→ **What you need to do**: Repeat, line for line, the entries printed below.

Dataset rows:
========

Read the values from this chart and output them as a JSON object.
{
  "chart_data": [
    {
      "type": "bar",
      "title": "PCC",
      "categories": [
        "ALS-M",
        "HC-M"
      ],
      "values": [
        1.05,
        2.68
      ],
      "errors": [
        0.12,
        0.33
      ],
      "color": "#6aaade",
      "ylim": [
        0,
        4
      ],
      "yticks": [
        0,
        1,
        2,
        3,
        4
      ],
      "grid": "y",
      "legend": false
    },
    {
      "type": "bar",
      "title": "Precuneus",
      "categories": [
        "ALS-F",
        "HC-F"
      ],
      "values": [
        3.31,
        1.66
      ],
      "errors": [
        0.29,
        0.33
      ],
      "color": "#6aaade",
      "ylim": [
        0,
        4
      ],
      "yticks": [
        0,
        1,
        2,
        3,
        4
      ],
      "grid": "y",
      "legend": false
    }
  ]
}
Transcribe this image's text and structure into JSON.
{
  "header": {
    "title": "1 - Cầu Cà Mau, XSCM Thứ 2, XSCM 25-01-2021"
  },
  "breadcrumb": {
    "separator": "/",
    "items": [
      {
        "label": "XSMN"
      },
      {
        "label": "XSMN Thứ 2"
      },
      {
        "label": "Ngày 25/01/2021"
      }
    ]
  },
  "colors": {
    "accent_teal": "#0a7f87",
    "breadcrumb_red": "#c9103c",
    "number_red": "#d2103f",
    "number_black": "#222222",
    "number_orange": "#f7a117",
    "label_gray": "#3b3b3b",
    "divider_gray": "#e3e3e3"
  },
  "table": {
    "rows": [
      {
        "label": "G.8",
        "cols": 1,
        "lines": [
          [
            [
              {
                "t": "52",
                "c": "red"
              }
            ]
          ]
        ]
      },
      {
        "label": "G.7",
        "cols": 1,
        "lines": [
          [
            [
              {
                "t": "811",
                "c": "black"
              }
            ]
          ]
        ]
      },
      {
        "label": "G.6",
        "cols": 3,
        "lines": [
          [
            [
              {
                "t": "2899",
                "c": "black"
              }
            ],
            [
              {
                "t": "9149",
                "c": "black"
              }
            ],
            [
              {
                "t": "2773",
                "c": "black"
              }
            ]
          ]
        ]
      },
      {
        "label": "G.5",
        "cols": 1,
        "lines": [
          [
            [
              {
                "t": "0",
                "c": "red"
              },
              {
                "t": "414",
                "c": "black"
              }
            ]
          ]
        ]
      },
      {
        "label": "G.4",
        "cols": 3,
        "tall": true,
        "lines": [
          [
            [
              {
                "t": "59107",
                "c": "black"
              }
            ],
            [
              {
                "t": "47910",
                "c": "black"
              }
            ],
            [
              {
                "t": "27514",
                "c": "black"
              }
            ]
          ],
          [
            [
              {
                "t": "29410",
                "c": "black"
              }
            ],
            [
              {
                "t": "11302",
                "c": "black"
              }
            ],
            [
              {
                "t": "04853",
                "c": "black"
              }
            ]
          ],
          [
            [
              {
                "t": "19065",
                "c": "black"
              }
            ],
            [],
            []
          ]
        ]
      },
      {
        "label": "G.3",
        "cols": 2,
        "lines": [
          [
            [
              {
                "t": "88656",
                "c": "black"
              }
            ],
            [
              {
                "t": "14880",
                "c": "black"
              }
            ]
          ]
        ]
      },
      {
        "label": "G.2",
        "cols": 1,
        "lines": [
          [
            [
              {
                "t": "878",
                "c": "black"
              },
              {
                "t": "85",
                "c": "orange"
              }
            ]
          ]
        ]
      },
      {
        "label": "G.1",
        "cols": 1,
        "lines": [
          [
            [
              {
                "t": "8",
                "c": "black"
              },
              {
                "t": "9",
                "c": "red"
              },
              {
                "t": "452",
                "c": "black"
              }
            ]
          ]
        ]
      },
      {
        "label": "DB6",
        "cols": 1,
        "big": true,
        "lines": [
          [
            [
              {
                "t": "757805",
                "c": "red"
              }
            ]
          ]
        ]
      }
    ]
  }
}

========

→ **Exercise output**:
Read the values from this chart and output them as a JSON object.
{
  "chart_data": [
    {
      "type": "bar",
      "title": "PCC",
      "categories": [
        "ALS-M",
        "HC-M"
      ],
      "values": [
        1.05,
        2.68
      ],
      "errors": [
        0.12,
        0.33
      ],
      "color": "#6aaade",
      "ylim": [
        0,
        4
      ],
      "yticks": [
        0,
        1,
        2,
        3,
        4
      ],
      "grid": "y",
      "legend": false
    },
    {
      "type": "bar",
      "title": "Precuneus",
      "categories": [
        "ALS-F",
        "HC-F"
      ],
      "values": [
        3.31,
        1.66
      ],
      "errors": [
        0.29,
        0.33
      ],
      "color": "#6aaade",
      "ylim": [
        0,
        4
      ],
      "yticks": [
        0,
        1,
        2,
        3,
        4
      ],
      "grid": "y",
      "legend": false
    }
  ]
}
Transcribe this image's text and structure into JSON.
{
  "header": {
    "title": "1 - Cầu Cà Mau, XSCM Thứ 2, XSCM 25-01-2021"
  },
  "breadcrumb": {
    "separator": "/",
    "items": [
      {
        "label": "XSMN"
      },
      {
        "label": "XSMN Thứ 2"
      },
      {
        "label": "Ngày 25/01/2021"
      }
    ]
  },
  "colors": {
    "accent_teal": "#0a7f87",
    "breadcrumb_red": "#c9103c",
    "number_red": "#d2103f",
    "number_black": "#222222",
    "number_orange": "#f7a117",
    "label_gray": "#3b3b3b",
    "divider_gray": "#e3e3e3"
  },
  "table": {
    "rows": [
      {
        "label": "G.8",
        "cols": 1,
        "lines": [
          [
            [
              {
                "t": "52",
                "c": "red"
              }
            ]
          ]
        ]
      },
      {
        "label": "G.7",
        "cols": 1,
        "lines": [
          [
            [
              {
                "t": "811",
                "c": "black"
              }
            ]
          ]
        ]
      },
      {
        "label": "G.6",
        "cols": 3,
        "lines": [
          [
            [
              {
                "t": "2899",
                "c": "black"
              }
            ],
            [
              {
                "t": "9149",
                "c": "black"
              }
            ],
            [
              {
                "t": "2773",
                "c": "black"
              }
            ]
          ]
        ]
      },
      {
        "label": "G.5",
        "cols": 1,
        "lines": [
          [
            [
              {
                "t": "0",
                "c": "red"
              },
              {
                "t": "414",
                "c": "black"
              }
            ]
          ]
        ]
      },
      {
        "label": "G.4",
        "cols": 3,
        "tall": true,
        "lines": [
          [
            [
              {
                "t": "59107",
                "c": "black"
              }
            ],
            [
              {
                "t": "47910",
                "c": "black"
              }
            ],
            [
              {
                "t": "27514",
                "c": "black"
              }
            ]
          ],
          [
            [
              {
                "t": "29410",
                "c": "black"
              }
            ],
            [
              {
                "t": "11302",
                "c": "black"
              }
            ],
            [
              {
                "t": "04853",
                "c": "black"
              }
            ]
          ],
          [
            [
              {
                "t": "19065",
                "c": "black"
              }
            ],
            [],
            []
          ]
        ]
      },
      {
        "label": "G.3",
        "cols": 2,
        "lines": [
          [
            [
              {
                "t": "88656",
                "c": "black"
              }
            ],
            [
              {
                "t": "14880",
                "c": "black"
              }
            ]
          ]
        ]
      },
      {
        "label": "G.2",
        "cols": 1,
        "lines": [
          [
            [
              {
                "t": "878",
                "c": "black"
              },
              {
                "t": "85",
                "c": "orange"
              }
            ]
          ]
        ]
      },
      {
        "label": "G.1",
        "cols": 1,
        "lines": [
          [
            [
              {
                "t": "8",
                "c": "black"
              },
              {
                "t": "9",
                "c": "red"
              },
              {
                "t": "452",
                "c": "black"
              }
            ]
          ]
        ]
      },
      {
        "label": "DB6",
        "cols": 1,
        "big": true,
        "lines": [
          [
            [
              {
                "t": "757805",
                "c": "red"
              }
            ]
          ]
        ]
      }
    ]
  }
}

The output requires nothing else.